Document segment ▸
==*==
The final query was built to match the errors table with the logins table
(matching login to error by IP) while limiting the logins to only those
logins whose logindate matched that in tmpLastLogin for the error we were
looking up.
Please keep me informed to your results.
Shawn Green
Database Administrator
Unimin Corporation - Spruce Pine
"Januski, Ken" wrote on 08/18/2005 06:20:47 PM:
> Aha! I wasn't quite sure why the sample code that you sent used error_id
> when it was the ips I was concerned with. Once I changed error_id to
> error_ip it worked just fine.
>
> I think this has solved the problem and been a great learning experience
to
> boot.
>
> Thanks again,
>
> Ken
>
>
> -----Original Message-----
> From: Januski, Ken [mailto:kjanuski@phillynews.com]
> Sent: Thursday, August 18, 2005 6:09 PM
> To: SGreen@unimin.com
> Cc: win32@lists.mysql.com
> Subject: RE: Confused query question
>
>
> Shawn,
>
> This worked, sort of. There were 117 entries in the errors table but
only 50
> rows returned at the end of the query that you suggested. But this has
been
> a great help in getting me started. I'll see if I can figure out the
> discrepancy and if not I'll get back to you.
>
> Thanks again,
>
> Ken
>
> -----Original Message-----
> From: SGreen@unimin.com [mailto:SGreen@unimin.com]
> Sent: Thursday, August 18, 2005 3:15 PM
> To: Januski, Ken
> Cc: win32@lists.mysql.com
> Subject: Re: Confused query question
>
>
>
>
> "Januski, Ken" wrote on 08/18/2005 02:44:04
PM:
>
> > I think I may have gotten over my head in terms of my database
knowledge
> in
> > trying to gather some data from apache access_logs by using myqsl.
> >
> > The problem is that the log includes a username to go with an IP when
the
> > user logs in to the web application. Later the log includes errors for
> > certain IP addresses. I'd like to run a query that shows the errors
and
> the
> > user.
> >
> > To do this I've set up one table, errors, with this structure:
> > IP Date Error ID
> > with the ID being unique and created through autoincrement.
> >
> > The other table, users, is problematic and has had varying structures.
> This
> > is the current one:
> > IP Date User ID
> > with the ID being unique and created through autoincrement.
> >
> > Since the user may logon many times there could be multiple entries
for a
> > certain user at a certain IP. There also could be a different user at
that
> > IP. So my thought was to include the Date in the table but to truncate
the
> > minute and second. So the date in the second table is something like
> > "2005-08-18:07".
==*==
Given information ▸
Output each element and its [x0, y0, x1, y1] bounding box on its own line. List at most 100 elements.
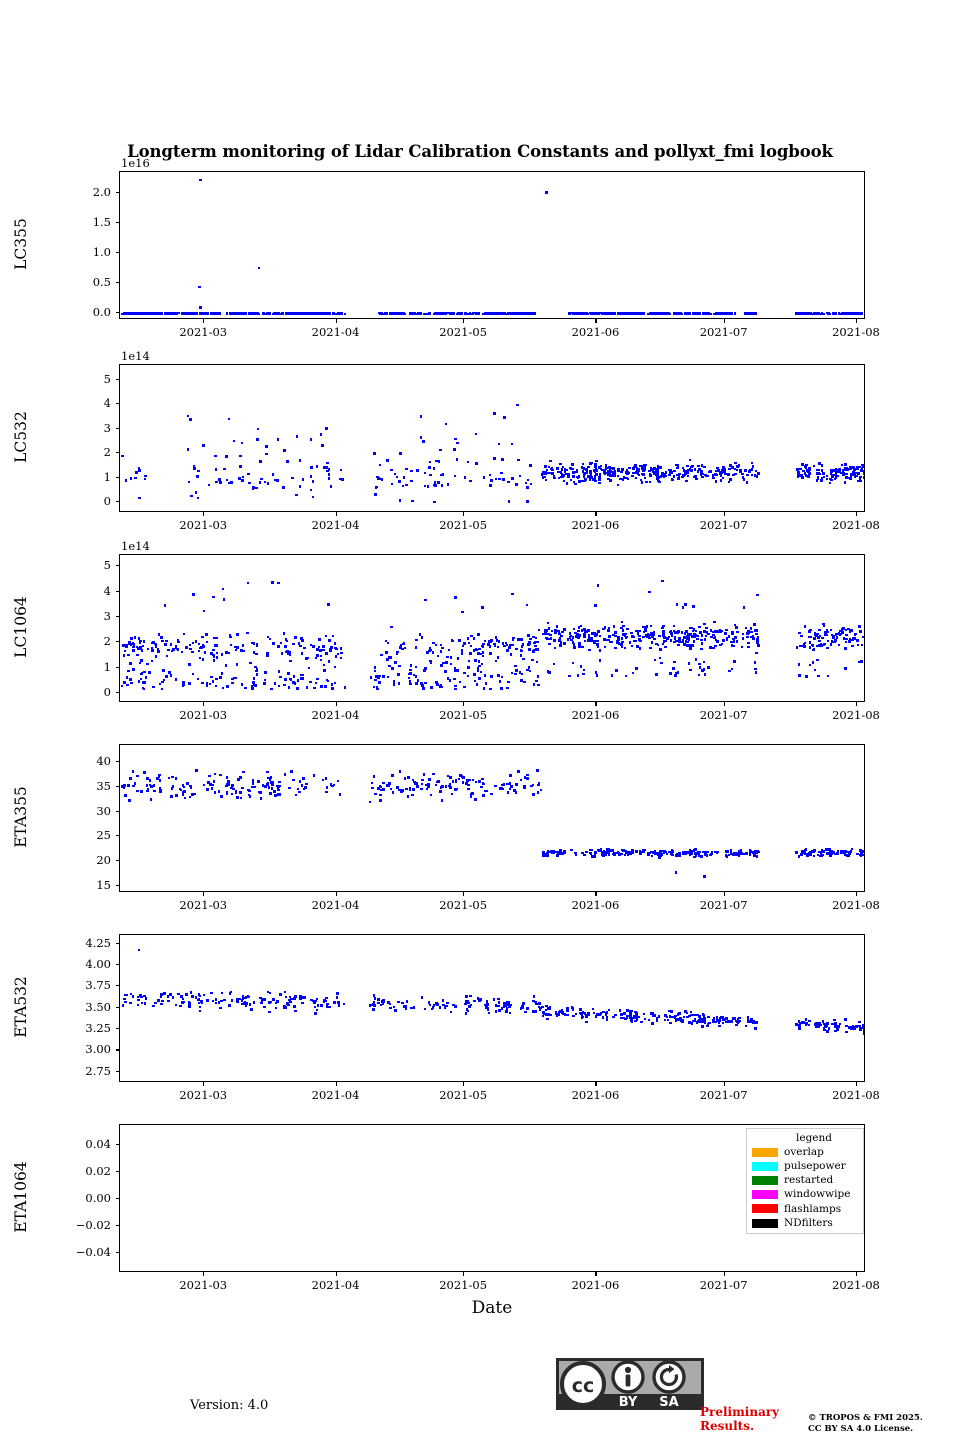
==*==
To be done ▸
A) In the MySQL query thread, rewrite the paragraph beginning "Since the user may logon many times" as a short bulleted list that keeps its main facts.
B) Answer these questions from the MySQL query thread, one line each:
(i) What did error_id have to be changed to before the query worked?
(ii) How many entries were in the errors table, and how many rows did the suggested query first return?
(iii) How is the ID in the errors table created?
C) Continue the MySQL query thread from its final sentence.

Outputs ▸
A)
- A user may log on many times, so there could be multiple entries for one user at one IP.
- A different user could also appear at that same IP.
- To handle this, the date is included in the table, with the minute and second truncated.
- The date in the second table therefore looks something like "2005-08-18:07".

B)
(i) error_ip
(ii) 117 entries; 50 rows
(iii) Through autoincrement, which makes it unique.

C)
> >
> > I then thought I could run a query that searched for errors.IP,
> errors.Date,
> > errors.Error, users.User where errors.IP = user.IP and errors.Date
like
> > users.Date. If I skip trying to match dates then I get all of the
users
> who
> > have used that IP at any time. So I'd thought I'd limit it by saying
only
> > those users who have the same IP but who logged it at a time that was
LIKE
> > the time of the error. This would not be perfect since it would miss
> > somebody who logged in at "2005-08-18:11:01:00" but who got an error
at
> > "2005-08-18:12:00:00". But it should get anyone who had an error
between
> 11
> > and 12 a.m. on 2005-08-18. The problem is that I don't know how to put
the
> > value of user.Date in a like statement, e.g.
> > "where errors.Date like '%users.Date%'.
> >
> > I realize that for anybody who is familiar with databases that what
I've
> > done probably breaks a lot of smart database rules and best practices.
> This
> > is the first time I've found a need to make this sort of query. But
I'd
> > appreciate any thoughts on it. I'm hoping for some way to use the like
> > syntax. But it may be that I just need to redesign the tables. I'd
prefer
> > not to do this since this is all being done to solve a temporary
problem,
> > find out who is getting errors at a certain web page based on time, ip
and
> > query text. So it's a bit of a throwaway database and query and I
don't
> want
> > to spend too much time on it.
> >
> > Thanks for any thoughts,
> >
> > Ken
> >
> > I'm still using Mysql 4.0.1 by the way
>
>
> OK Ken,
>
> You have a version of the "maximum of a group" problem. You need to
identify
> which user from a specific IP address has the last login (MAX(DATE)
value).
>
> Now, to make this work properly, you need to STOP trimming your login
dates
> and allow it to be a full DATETIME value. Try this definition as a
Logins
> table:
>
> CREATE TABLE logins (
> IP varchar(15) not null
> , logindate datetime not null
> , user varchar(75) not null
> , primary key (ip, logindate, user)
> );
>
> /* Please notice that logindate is NOT a varchar. The primary key (PK)
on
> (ip, logindate, user) is intentionally in that order. */
>
> /* to find the most recent logins for all of your errors (this could
take a
> while): */
>
> CREATE TEMPORARY TABLE tmpLastLogin (key (error_id))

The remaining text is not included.